Extracted records:
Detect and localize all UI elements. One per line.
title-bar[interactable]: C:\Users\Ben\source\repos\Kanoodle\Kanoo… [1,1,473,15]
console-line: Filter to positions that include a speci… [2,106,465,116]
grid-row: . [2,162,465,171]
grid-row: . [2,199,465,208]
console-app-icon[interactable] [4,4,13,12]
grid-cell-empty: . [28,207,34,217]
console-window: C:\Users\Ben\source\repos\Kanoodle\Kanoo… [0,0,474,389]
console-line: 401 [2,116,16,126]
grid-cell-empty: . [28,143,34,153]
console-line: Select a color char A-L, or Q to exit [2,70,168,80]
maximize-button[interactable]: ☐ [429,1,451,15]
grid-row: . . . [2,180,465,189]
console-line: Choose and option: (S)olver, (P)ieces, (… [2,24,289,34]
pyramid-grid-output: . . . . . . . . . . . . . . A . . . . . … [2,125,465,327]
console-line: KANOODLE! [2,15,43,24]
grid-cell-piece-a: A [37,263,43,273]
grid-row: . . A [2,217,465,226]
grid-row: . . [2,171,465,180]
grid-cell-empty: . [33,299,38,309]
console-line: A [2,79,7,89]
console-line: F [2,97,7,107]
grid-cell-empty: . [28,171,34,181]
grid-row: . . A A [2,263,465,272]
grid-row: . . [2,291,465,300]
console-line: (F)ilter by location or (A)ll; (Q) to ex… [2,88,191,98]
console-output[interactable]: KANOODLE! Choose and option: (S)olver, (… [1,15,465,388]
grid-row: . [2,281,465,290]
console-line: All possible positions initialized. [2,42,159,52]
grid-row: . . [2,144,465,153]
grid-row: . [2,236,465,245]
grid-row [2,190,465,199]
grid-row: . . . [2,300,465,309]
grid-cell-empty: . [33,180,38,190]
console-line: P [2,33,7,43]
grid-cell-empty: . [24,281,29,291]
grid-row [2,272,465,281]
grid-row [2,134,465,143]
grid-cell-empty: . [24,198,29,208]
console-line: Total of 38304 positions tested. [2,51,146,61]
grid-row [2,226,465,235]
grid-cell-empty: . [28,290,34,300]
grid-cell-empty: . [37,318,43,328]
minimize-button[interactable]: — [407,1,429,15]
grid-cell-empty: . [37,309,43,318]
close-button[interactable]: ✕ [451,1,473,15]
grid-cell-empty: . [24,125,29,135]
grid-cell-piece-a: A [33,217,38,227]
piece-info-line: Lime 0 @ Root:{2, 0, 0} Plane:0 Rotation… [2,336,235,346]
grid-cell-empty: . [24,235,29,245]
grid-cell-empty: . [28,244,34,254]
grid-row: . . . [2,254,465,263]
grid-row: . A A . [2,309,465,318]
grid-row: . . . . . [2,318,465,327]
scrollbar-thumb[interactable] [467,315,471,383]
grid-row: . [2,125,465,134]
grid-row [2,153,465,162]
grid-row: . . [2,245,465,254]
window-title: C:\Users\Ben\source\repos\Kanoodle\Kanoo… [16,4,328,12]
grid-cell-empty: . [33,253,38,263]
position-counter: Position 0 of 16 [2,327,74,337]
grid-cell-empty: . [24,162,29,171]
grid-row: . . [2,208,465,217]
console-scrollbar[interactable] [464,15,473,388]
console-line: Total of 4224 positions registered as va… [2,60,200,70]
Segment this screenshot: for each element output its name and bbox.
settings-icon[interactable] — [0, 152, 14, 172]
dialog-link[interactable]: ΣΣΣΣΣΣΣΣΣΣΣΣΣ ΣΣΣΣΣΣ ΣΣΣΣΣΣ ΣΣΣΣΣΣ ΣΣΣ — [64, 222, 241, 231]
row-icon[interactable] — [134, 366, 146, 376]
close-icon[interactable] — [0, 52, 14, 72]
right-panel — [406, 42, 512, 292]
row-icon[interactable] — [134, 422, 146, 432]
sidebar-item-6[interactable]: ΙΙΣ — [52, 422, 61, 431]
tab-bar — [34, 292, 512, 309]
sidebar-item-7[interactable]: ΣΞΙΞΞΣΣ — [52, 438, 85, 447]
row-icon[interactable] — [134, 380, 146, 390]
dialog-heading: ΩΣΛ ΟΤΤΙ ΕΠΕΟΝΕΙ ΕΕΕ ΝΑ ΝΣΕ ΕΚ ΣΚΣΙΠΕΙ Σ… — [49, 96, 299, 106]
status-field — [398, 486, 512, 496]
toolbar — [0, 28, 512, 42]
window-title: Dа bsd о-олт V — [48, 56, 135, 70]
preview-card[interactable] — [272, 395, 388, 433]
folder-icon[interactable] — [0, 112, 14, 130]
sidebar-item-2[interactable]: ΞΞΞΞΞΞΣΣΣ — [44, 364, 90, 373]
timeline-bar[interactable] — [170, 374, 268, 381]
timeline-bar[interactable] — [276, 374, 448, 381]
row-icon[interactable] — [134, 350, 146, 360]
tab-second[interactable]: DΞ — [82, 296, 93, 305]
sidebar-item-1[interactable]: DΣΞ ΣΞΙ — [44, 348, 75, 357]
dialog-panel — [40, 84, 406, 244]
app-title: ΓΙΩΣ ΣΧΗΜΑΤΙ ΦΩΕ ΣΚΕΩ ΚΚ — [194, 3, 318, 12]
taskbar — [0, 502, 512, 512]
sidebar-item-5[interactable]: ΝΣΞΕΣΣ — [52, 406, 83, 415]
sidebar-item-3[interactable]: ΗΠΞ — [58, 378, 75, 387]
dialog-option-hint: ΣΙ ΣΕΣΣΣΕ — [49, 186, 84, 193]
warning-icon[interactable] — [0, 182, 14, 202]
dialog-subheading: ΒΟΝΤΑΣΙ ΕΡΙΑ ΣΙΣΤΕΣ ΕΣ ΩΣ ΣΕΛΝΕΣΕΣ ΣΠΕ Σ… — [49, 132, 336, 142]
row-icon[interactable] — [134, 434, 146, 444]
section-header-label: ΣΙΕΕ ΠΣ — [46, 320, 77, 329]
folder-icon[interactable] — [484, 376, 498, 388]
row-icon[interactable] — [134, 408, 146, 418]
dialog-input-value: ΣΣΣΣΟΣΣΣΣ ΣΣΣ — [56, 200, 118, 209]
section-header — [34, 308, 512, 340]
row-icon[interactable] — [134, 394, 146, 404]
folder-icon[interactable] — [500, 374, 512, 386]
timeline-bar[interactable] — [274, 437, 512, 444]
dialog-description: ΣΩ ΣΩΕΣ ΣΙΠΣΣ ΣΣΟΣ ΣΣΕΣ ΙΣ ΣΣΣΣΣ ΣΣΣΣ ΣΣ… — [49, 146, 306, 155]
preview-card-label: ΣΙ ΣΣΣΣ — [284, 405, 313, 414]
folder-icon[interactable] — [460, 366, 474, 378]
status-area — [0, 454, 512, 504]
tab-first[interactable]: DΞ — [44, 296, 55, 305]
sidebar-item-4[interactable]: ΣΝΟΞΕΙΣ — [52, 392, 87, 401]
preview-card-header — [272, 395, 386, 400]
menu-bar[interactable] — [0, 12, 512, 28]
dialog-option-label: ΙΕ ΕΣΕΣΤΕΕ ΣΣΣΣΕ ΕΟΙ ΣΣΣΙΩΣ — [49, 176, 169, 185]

Your objective:
Please rewrite all of the lines above, putting "terminal-line" in place of every "console-line" and leaving everything else unchanged.

Solution for this exercise:
Detect and localize all UI elements. One per line.
title-bar[interactable]: C:\Users\Ben\source\repos\Kanoodle\Kanoo… [1,1,473,15]
terminal-line: Filter to positions that include a speci… [2,106,465,116]
grid-row: . [2,162,465,171]
grid-row: . [2,199,465,208]
console-app-icon[interactable] [4,4,13,12]
grid-cell-empty: . [28,207,34,217]
console-window: C:\Users\Ben\source\repos\Kanoodle\Kanoo… [0,0,474,389]
terminal-line: 401 [2,116,16,126]
grid-cell-empty: . [28,143,34,153]
terminal-line: Select a color char A-L, or Q to exit [2,70,168,80]
maximize-button[interactable]: ☐ [429,1,451,15]
grid-row: . . . [2,180,465,189]
terminal-line: Choose and option: (S)olver, (P)ieces, (… [2,24,289,34]
pyramid-grid-output: . . . . . . . . . . . . . . A . . . . . … [2,125,465,327]
terminal-line: KANOODLE! [2,15,43,24]
grid-cell-piece-a: A [37,263,43,273]
grid-row: . . A [2,217,465,226]
grid-row: . . [2,171,465,180]
grid-cell-empty: . [33,299,38,309]
terminal-line: A [2,79,7,89]
terminal-line: F [2,97,7,107]
grid-cell-empty: . [28,171,34,181]
grid-row: . . A A [2,263,465,272]
grid-row: . . [2,291,465,300]
terminal-line: (F)ilter by location or (A)ll; (Q) to ex… [2,88,191,98]
console-output[interactable]: KANOODLE! Choose and option: (S)olver, (… [1,15,465,388]
grid-row: . [2,281,465,290]
terminal-line: All possible positions initialized. [2,42,159,52]
grid-row: . . [2,144,465,153]
grid-row: . [2,236,465,245]
grid-row [2,190,465,199]
grid-row: . . . [2,300,465,309]
grid-cell-empty: . [33,180,38,190]
terminal-line: P [2,33,7,43]
grid-cell-empty: . [24,281,29,291]
grid-row [2,272,465,281]
grid-row [2,134,465,143]
grid-cell-empty: . [24,198,29,208]
terminal-line: Total of 38304 positions tested. [2,51,146,61]
grid-row [2,226,465,235]
grid-cell-empty: . [28,290,34,300]
grid-cell-empty: . [37,318,43,328]
minimize-button[interactable]: — [407,1,429,15]
grid-cell-empty: . [37,309,43,318]
close-button[interactable]: ✕ [451,1,473,15]
grid-cell-empty: . [24,125,29,135]
grid-cell-piece-a: A [33,217,38,227]
piece-info-line: Lime 0 @ Root:{2, 0, 0} Plane:0 Rotation… [2,336,235,346]
grid-cell-empty: . [24,235,29,245]
grid-cell-empty: . [28,244,34,254]
grid-row: . . . [2,254,465,263]
grid-row: . A A . [2,309,465,318]
grid-row: . . . . . [2,318,465,327]
scrollbar-thumb[interactable] [467,315,471,383]
grid-row: . [2,125,465,134]
grid-row [2,153,465,162]
grid-row: . . [2,245,465,254]
window-title: C:\Users\Ben\source\repos\Kanoodle\Kanoo… [16,4,328,12]
grid-cell-empty: . [33,253,38,263]
position-counter: Position 0 of 16 [2,327,74,337]
grid-cell-empty: . [24,162,29,171]
grid-row: . . [2,208,465,217]
console-scrollbar[interactable] [464,15,473,388]
terminal-line: Total of 4224 positions registered as va… [2,60,200,70]
Segment this screenshot: for each element output its name and bbox.
settings-icon[interactable] — [0, 152, 14, 172]
dialog-link[interactable]: ΣΣΣΣΣΣΣΣΣΣΣΣΣ ΣΣΣΣΣΣ ΣΣΣΣΣΣ ΣΣΣΣΣΣ ΣΣΣ — [64, 222, 241, 231]
row-icon[interactable] — [134, 366, 146, 376]
close-icon[interactable] — [0, 52, 14, 72]
right-panel — [406, 42, 512, 292]
row-icon[interactable] — [134, 422, 146, 432]
sidebar-item-6[interactable]: ΙΙΣ — [52, 422, 61, 431]
tab-bar — [34, 292, 512, 309]
sidebar-item-7[interactable]: ΣΞΙΞΞΣΣ — [52, 438, 85, 447]
row-icon[interactable] — [134, 380, 146, 390]
dialog-heading: ΩΣΛ ΟΤΤΙ ΕΠΕΟΝΕΙ ΕΕΕ ΝΑ ΝΣΕ ΕΚ ΣΚΣΙΠΕΙ Σ… — [49, 96, 299, 106]
status-field — [398, 486, 512, 496]
toolbar — [0, 28, 512, 42]
window-title: Dа bsd о-олт V — [48, 56, 135, 70]
preview-card[interactable] — [272, 395, 388, 433]
folder-icon[interactable] — [0, 112, 14, 130]
sidebar-item-2[interactable]: ΞΞΞΞΞΞΣΣΣ — [44, 364, 90, 373]
timeline-bar[interactable] — [170, 374, 268, 381]
timeline-bar[interactable] — [276, 374, 448, 381]
row-icon[interactable] — [134, 350, 146, 360]
tab-second[interactable]: DΞ — [82, 296, 93, 305]
sidebar-item-1[interactable]: DΣΞ ΣΞΙ — [44, 348, 75, 357]
dialog-panel — [40, 84, 406, 244]
app-title: ΓΙΩΣ ΣΧΗΜΑΤΙ ΦΩΕ ΣΚΕΩ ΚΚ — [194, 3, 318, 12]
taskbar — [0, 502, 512, 512]
sidebar-item-5[interactable]: ΝΣΞΕΣΣ — [52, 406, 83, 415]
sidebar-item-3[interactable]: ΗΠΞ — [58, 378, 75, 387]
dialog-option-hint: ΣΙ ΣΕΣΣΣΕ — [49, 186, 84, 193]
warning-icon[interactable] — [0, 182, 14, 202]
dialog-subheading: ΒΟΝΤΑΣΙ ΕΡΙΑ ΣΙΣΤΕΣ ΕΣ ΩΣ ΣΕΛΝΕΣΕΣ ΣΠΕ Σ… — [49, 132, 336, 142]
row-icon[interactable] — [134, 434, 146, 444]
section-header-label: ΣΙΕΕ ΠΣ — [46, 320, 77, 329]
folder-icon[interactable] — [484, 376, 498, 388]
row-icon[interactable] — [134, 408, 146, 418]
dialog-input-value: ΣΣΣΣΟΣΣΣΣ ΣΣΣ — [56, 200, 118, 209]
section-header — [34, 308, 512, 340]
row-icon[interactable] — [134, 394, 146, 404]
folder-icon[interactable] — [500, 374, 512, 386]
timeline-bar[interactable] — [274, 437, 512, 444]
dialog-description: ΣΩ ΣΩΕΣ ΣΙΠΣΣ ΣΣΟΣ ΣΣΕΣ ΙΣ ΣΣΣΣΣ ΣΣΣΣ ΣΣ… — [49, 146, 306, 155]
preview-card-label: ΣΙ ΣΣΣΣ — [284, 405, 313, 414]
folder-icon[interactable] — [460, 366, 474, 378]
status-area — [0, 454, 512, 504]
tab-first[interactable]: DΞ — [44, 296, 55, 305]
sidebar-item-4[interactable]: ΣΝΟΞΕΙΣ — [52, 392, 87, 401]
preview-card-header — [272, 395, 386, 400]
menu-bar[interactable] — [0, 12, 512, 28]
dialog-option-label: ΙΕ ΕΣΕΣΤΕΕ ΣΣΣΣΕ ΕΟΙ ΣΣΣΙΩΣ — [49, 176, 169, 185]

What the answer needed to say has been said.